Task statement: Please write out the material that follows, exactly as it stands.

═══

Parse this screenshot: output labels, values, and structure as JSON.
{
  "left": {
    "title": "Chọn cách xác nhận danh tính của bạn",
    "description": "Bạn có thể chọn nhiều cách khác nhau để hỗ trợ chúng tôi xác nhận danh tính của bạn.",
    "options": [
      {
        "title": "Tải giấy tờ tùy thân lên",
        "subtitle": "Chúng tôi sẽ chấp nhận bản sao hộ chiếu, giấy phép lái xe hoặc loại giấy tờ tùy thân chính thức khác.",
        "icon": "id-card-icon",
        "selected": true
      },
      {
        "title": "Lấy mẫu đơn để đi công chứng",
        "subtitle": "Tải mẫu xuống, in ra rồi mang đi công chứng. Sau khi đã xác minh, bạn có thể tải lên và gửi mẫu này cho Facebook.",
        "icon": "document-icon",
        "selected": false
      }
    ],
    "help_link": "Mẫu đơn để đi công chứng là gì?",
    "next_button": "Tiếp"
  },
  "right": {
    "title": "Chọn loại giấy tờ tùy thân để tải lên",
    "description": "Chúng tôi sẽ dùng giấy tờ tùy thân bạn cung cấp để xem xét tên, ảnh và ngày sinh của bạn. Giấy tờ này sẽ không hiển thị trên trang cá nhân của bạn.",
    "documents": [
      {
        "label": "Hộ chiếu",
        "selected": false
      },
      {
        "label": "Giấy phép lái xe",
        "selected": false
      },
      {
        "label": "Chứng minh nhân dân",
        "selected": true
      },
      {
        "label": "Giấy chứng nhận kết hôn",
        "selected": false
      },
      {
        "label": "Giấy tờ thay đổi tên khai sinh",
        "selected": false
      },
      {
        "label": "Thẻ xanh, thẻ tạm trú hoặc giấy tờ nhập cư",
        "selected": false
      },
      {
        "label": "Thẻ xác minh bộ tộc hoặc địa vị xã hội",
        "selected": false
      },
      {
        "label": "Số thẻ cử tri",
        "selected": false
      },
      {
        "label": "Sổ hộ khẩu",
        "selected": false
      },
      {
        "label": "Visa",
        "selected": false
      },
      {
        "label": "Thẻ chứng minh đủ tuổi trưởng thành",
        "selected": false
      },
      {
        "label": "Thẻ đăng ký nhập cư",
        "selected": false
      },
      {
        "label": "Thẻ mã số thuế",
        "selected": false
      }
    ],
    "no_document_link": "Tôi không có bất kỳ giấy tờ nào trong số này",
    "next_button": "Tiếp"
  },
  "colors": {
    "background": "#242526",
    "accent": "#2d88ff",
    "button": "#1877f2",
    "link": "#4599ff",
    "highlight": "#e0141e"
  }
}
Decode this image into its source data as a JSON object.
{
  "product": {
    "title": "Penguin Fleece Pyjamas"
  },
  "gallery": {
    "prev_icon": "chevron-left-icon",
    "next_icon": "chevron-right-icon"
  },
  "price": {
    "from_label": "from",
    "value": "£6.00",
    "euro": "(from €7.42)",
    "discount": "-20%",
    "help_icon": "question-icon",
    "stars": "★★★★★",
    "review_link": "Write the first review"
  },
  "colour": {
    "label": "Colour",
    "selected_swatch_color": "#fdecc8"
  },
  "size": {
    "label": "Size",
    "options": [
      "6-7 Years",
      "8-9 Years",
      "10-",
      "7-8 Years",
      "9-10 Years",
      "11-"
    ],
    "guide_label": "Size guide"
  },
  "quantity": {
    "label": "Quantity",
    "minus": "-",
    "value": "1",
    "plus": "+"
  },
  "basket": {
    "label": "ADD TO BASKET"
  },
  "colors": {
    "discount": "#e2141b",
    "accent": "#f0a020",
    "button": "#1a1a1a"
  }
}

═══

Result of this exercise:
Parse this screenshot: output labels, values, and structure as JSON.
{
  "left": {
    "title": "Chọn cách xác nhận danh tính của bạn",
    "description": "Bạn có thể chọn nhiều cách khác nhau để hỗ trợ chúng tôi xác nhận danh tính của bạn.",
    "options": [
      {
        "title": "Tải giấy tờ tùy thân lên",
        "subtitle": "Chúng tôi sẽ chấp nhận bản sao hộ chiếu, giấy phép lái xe hoặc loại giấy tờ tùy thân chính thức khác.",
        "icon": "id-card-icon",
        "selected": true
      },
      {
        "title": "Lấy mẫu đơn để đi công chứng",
        "subtitle": "Tải mẫu xuống, in ra rồi mang đi công chứng. Sau khi đã xác minh, bạn có thể tải lên và gửi mẫu này cho Facebook.",
        "icon": "document-icon",
        "selected": false
      }
    ],
    "help_link": "Mẫu đơn để đi công chứng là gì?",
    "next_button": "Tiếp"
  },
  "right": {
    "title": "Chọn loại giấy tờ tùy thân để tải lên",
    "description": "Chúng tôi sẽ dùng giấy tờ tùy thân bạn cung cấp để xem xét tên, ảnh và ngày sinh của bạn. Giấy tờ này sẽ không hiển thị trên trang cá nhân của bạn.",
    "documents": [
      {
        "label": "Hộ chiếu",
        "selected": false
      },
      {
        "label": "Giấy phép lái xe",
        "selected": false
      },
      {
        "label": "Chứng minh nhân dân",
        "selected": true
      },
      {
        "label": "Giấy chứng nhận kết hôn",
        "selected": false
      },
      {
        "label": "Giấy tờ thay đổi tên khai sinh",
        "selected": false
      },
      {
        "label": "Thẻ xanh, thẻ tạm trú hoặc giấy tờ nhập cư",
        "selected": false
      },
      {
        "label": "Thẻ xác minh bộ tộc hoặc địa vị xã hội",
        "selected": false
      },
      {
        "label": "Số thẻ cử tri",
        "selected": false
      },
      {
        "label": "Sổ hộ khẩu",
        "selected": false
      },
      {
        "label": "Visa",
        "selected": false
      },
      {
        "label": "Thẻ chứng minh đủ tuổi trưởng thành",
        "selected": false
      },
      {
        "label": "Thẻ đăng ký nhập cư",
        "selected": false
      },
      {
        "label": "Thẻ mã số thuế",
        "selected": false
      }
    ],
    "no_document_link": "Tôi không có bất kỳ giấy tờ nào trong số này",
    "next_button": "Tiếp"
  },
  "colors": {
    "background": "#242526",
    "accent": "#2d88ff",
    "button": "#1877f2",
    "link": "#4599ff",
    "highlight": "#e0141e"
  }
}
Decode this image into its source data as a JSON object.
{
  "product": {
    "title": "Penguin Fleece Pyjamas"
  },
  "gallery": {
    "prev_icon": "chevron-left-icon",
    "next_icon": "chevron-right-icon"
  },
  "price": {
    "from_label": "from",
    "value": "£6.00",
    "euro": "(from €7.42)",
    "discount": "-20%",
    "help_icon": "question-icon",
    "stars": "★★★★★",
    "review_link": "Write the first review"
  },
  "colour": {
    "label": "Colour",
    "selected_swatch_color": "#fdecc8"
  },
  "size": {
    "label": "Size",
    "options": [
      "6-7 Years",
      "8-9 Years",
      "10-",
      "7-8 Years",
      "9-10 Years",
      "11-"
    ],
    "guide_label": "Size guide"
  },
  "quantity": {
    "label": "Quantity",
    "minus": "-",
    "value": "1",
    "plus": "+"
  },
  "basket": {
    "label": "ADD TO BASKET"
  },
  "colors": {
    "discount": "#e2141b",
    "accent": "#f0a020",
    "button": "#1a1a1a"
  }
}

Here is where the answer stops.